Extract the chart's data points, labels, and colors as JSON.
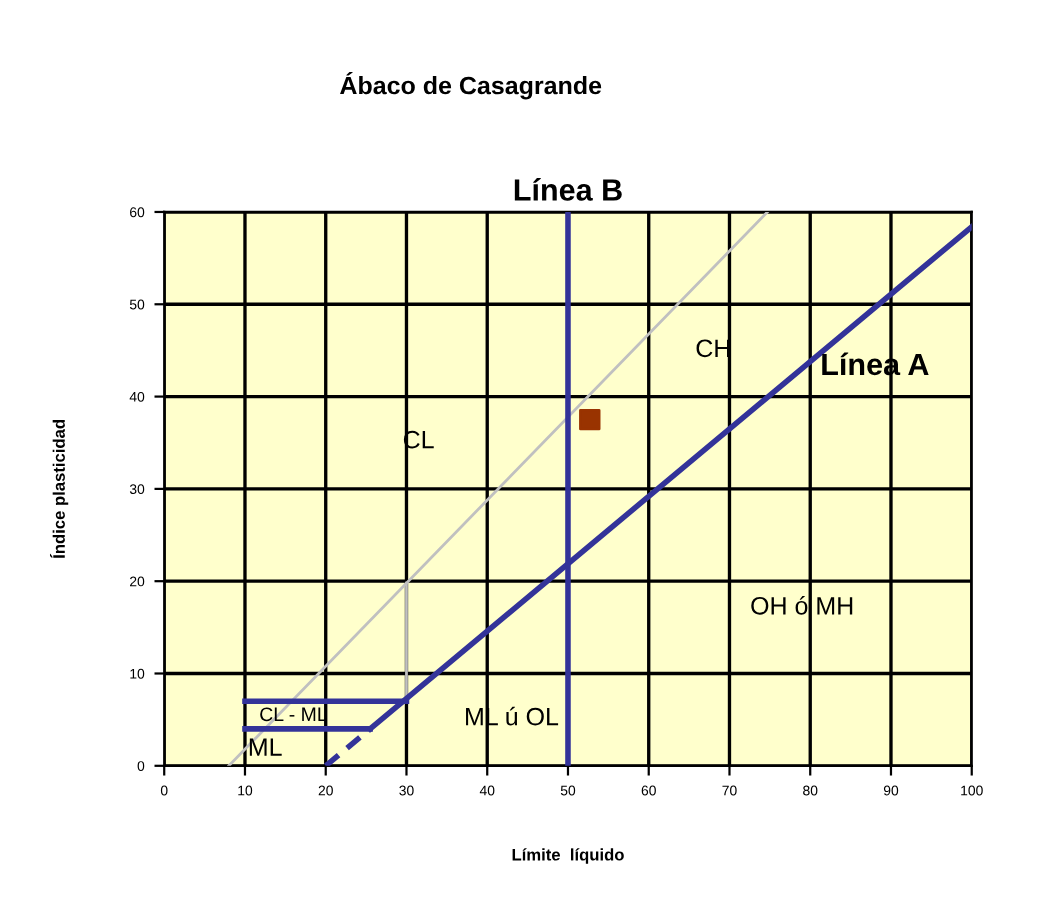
{
  "chart_data": {
    "type": "line",
    "title": "Ábaco de Casagrande",
    "xlabel": "Límite  líquido",
    "ylabel": "Índice plasticidad",
    "xlim": [
      0,
      100
    ],
    "ylim": [
      0,
      60
    ],
    "xticks": [
      0,
      10,
      20,
      30,
      40,
      50,
      60,
      70,
      80,
      90,
      100
    ],
    "yticks": [
      0,
      10,
      20,
      30,
      40,
      50,
      60
    ],
    "grid": true,
    "series": [
      {
        "color": "#c0c0c0",
        "x": [
          8,
          74.7
        ],
        "values": [
          0,
          60
        ],
        "line_style": "solid"
      },
      {
        "color": "#c0c0c0",
        "x": [
          30,
          30
        ],
        "values": [
          7,
          19.8
        ],
        "line_style": "solid"
      },
      {
        "color": "#333399",
        "x": [
          25.5,
          100
        ],
        "values": [
          4,
          58.4
        ],
        "line_style": "solid"
      },
      {
        "color": "#333399",
        "x": [
          20,
          25.5
        ],
        "values": [
          0,
          4
        ],
        "line_style": "dashed"
      },
      {
        "color": "#333399",
        "x": [
          50,
          50
        ],
        "values": [
          0,
          60
        ],
        "line_style": "solid"
      },
      {
        "color": "#333399",
        "x": [
          10,
          30
        ],
        "values": [
          7,
          7
        ],
        "line_style": "solid"
      },
      {
        "color": "#333399",
        "x": [
          10,
          25.5
        ],
        "values": [
          4,
          4
        ],
        "line_style": "solid"
      },
      {
        "type": "scatter",
        "color": "#993300",
        "x": [
          52.7
        ],
        "values": [
          37.5
        ],
        "marker": "square"
      }
    ],
    "annotations": [
      "Línea B",
      "Línea A",
      "CH",
      "CL",
      "OH ó MH",
      "CL - ML",
      "ML",
      "ML ú OL"
    ]
  }
}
----------------------------------------
**Work to complete:**
Each entry shown above must be quoted exactly, with its pictures left out.

**Task solution:**
Extract the chart's data points, labels, and colors as JSON.
{
  "chart_data": {
    "type": "line",
    "title": "Ábaco de Casagrande",
    "xlabel": "Límite  líquido",
    "ylabel": "Índice plasticidad",
    "xlim": [
      0,
      100
    ],
    "ylim": [
      0,
      60
    ],
    "xticks": [
      0,
      10,
      20,
      30,
      40,
      50,
      60,
      70,
      80,
      90,
      100
    ],
    "yticks": [
      0,
      10,
      20,
      30,
      40,
      50,
      60
    ],
    "grid": true,
    "series": [
      {
        "color": "#c0c0c0",
        "x": [
          8,
          74.7
        ],
        "values": [
          0,
          60
        ],
        "line_style": "solid"
      },
      {
        "color": "#c0c0c0",
        "x": [
          30,
          30
        ],
        "values": [
          7,
          19.8
        ],
        "line_style": "solid"
      },
      {
        "color": "#333399",
        "x": [
          25.5,
          100
        ],
        "values": [
          4,
          58.4
        ],
        "line_style": "solid"
      },
      {
        "color": "#333399",
        "x": [
          20,
          25.5
        ],
        "values": [
          0,
          4
        ],
        "line_style": "dashed"
      },
      {
        "color": "#333399",
        "x": [
          50,
          50
        ],
        "values": [
          0,
          60
        ],
        "line_style": "solid"
      },
      {
        "color": "#333399",
        "x": [
          10,
          30
        ],
        "values": [
          7,
          7
        ],
        "line_style": "solid"
      },
      {
        "color": "#333399",
        "x": [
          10,
          25.5
        ],
        "values": [
          4,
          4
        ],
        "line_style": "solid"
      },
      {
        "type": "scatter",
        "color": "#993300",
        "x": [
          52.7
        ],
        "values": [
          37.5
        ],
        "marker": "square"
      }
    ],
    "annotations": [
      "Línea B",
      "Línea A",
      "CH",
      "CL",
      "OH ó MH",
      "CL - ML",
      "ML",
      "ML ú OL"
    ]
  }
}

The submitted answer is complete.